* [Текст интервью]

»»

Саша Безроднова, преподаватель московского Центра развития контактной импровизации и перформанса рассказала о том, насколько осознанным может быть движение и как оно меняет жизнь. А еще — почему в её танце нет места мыслям и чем московская практика отличается от новосибирской и петербургской.
«Если мы уберем музыку и ритм, останется ли танец?..»
— Саша, расскажи, как ты познакомилась с этой практикой.
— Я училась на психолога, друзья рассказали, что есть такая штука — контактная импровизация. Я попробовала, мне понравилось. Подумала: «Какая крутая штука! Буду всегда теперь туда ходить!» Но в следующий раз пришла на занятие только через год — потребовалось много времени, чтобы дозреть, морально вырасти.
— Получается, все не так просто, для этой практики нужен определенный уровень осознанности?
— С одной стороны, да. С другой — когда дети рождаются, они умеют это делать — двигаться без ментальных ограничений. Со временем, если среда этого не поддерживает, они забывают то, что было дано от природы. И вырастая, мы заново этому учимся, а лучше сказать — вспоминаем. Поэтому контактной импровизации взрослым можно учиться у детей.
— Некий первобытный инстинкт?
— Давным-давно, когда люди жили племенами, танец играл множество важных ролей. В нем передавалась история рода, его использовали, чтобы связаться с высшими силами: призвать дождь или попросить, чтобы его не было. Танец использовали для переживания сакрального, для исцеления, для общения. Для тренировки необходимых для охоты движений.
Многими из функций танца люди постепенно перестали пользоваться, и осталось два основных вида танца: так называемый «бытовой», социальный танец, где люди в парах встречаются для знакомства и общения. А также танец, возведённый в ранг искусства, где специально обученные люди исполняют определенные формы, которые для них создал хореограф.
Получается, что танец, который изначально нес столько всего полезного, ушел. В итоге, не побоюсь этого слова, дело дошло до балета. Я, конечно, сейчас всё очень утрирую, и сокращаю до примитивности… Да простят мне это уважаемые читатели.
В какой-то момент появилась Айседора Дункан. Возможно, сейчас не все знают о том, насколько ключевой была её роль. Она сказала: «Ребята, столько всего прекрасного есть в танце, а мы не пользуемся, игнорируем это. В нашем теле столько красоты, мудрости. Давайте танцевать из естественности тела!»
Ее последователи создали танец, который назвали модерн. Но в какой-то момент и они остановились и сказали: «Мы делаем тот же самый балет, только более модный, все еще загоняем себя в форму и не проявляем то содержание, которое есть у нас внутри. Давайте остановимся и поисследуем танец. Что это? Мужская и женская роли, некая хореография, выученные движения, ритм, музыка. А если мы уберем музыку, останется танец? А если уберем ритм?..»

««

Записи, извлечённые из коллекции
»»

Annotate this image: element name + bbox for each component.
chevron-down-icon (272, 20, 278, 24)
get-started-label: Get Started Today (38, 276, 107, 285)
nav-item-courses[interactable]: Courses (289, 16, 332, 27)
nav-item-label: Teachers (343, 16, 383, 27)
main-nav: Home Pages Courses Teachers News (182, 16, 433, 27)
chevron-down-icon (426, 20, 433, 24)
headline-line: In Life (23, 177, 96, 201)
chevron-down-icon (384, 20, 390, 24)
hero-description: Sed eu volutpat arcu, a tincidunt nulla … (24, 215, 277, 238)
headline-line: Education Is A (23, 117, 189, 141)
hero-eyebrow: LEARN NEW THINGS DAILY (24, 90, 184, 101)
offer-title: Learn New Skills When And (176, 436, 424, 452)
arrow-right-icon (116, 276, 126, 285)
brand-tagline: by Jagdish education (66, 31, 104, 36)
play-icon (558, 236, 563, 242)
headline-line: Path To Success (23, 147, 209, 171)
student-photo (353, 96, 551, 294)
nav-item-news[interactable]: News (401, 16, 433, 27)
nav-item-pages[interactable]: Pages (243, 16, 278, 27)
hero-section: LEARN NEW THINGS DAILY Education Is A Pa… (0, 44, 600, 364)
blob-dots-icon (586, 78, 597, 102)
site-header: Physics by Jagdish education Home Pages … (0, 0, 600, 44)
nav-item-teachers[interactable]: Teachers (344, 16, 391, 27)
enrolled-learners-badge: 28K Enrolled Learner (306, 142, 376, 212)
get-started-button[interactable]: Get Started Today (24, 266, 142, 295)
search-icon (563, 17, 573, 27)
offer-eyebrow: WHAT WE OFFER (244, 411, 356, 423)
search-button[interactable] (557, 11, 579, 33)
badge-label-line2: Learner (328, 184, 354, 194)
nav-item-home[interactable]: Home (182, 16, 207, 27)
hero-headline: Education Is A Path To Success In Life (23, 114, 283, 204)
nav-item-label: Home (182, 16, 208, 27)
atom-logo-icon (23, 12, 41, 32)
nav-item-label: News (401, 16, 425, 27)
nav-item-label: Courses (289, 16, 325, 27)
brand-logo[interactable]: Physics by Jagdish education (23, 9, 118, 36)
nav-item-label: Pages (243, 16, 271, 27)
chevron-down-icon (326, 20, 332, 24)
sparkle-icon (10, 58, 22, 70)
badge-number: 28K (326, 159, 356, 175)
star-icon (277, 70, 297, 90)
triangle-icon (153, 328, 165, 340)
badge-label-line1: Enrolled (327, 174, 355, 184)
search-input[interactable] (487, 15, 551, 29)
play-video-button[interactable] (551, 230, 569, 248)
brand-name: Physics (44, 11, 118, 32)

««

* [Набор заданий]
A: Как назвали танец, который создали последователи Айседоры Дункан, согласно интервью?
B: Представь строки листинга в виде JSON-списка строк, начиная с самой первой строки листинга и продолжая до строки с "chevron-down-icon (384, 20, 390, 24)" включительно, по одному элементу на каждую строку и без пустых строк.
Листинг никак не связан с интервью.

* [Ответы ниже]
A: Модерн.

B:
[
  "Annotate this image: element name + bbox for each component.",
  "chevron-down-icon (272, 20, 278, 24)",
  "get-started-label: Get Started Today (38, 276, 107, 285)",
  "nav-item-courses[interactable]: Courses (289, 16, 332, 27)",
  "nav-item-label: Teachers (343, 16, 383, 27)",
  "main-nav: Home Pages Courses Teachers News (182, 16, 433, 27)",
  "chevron-down-icon (426, 20, 433, 24)",
  "headline-line: In Life (23, 177, 96, 201)",
  "chevron-down-icon (384, 20, 390, 24)"
]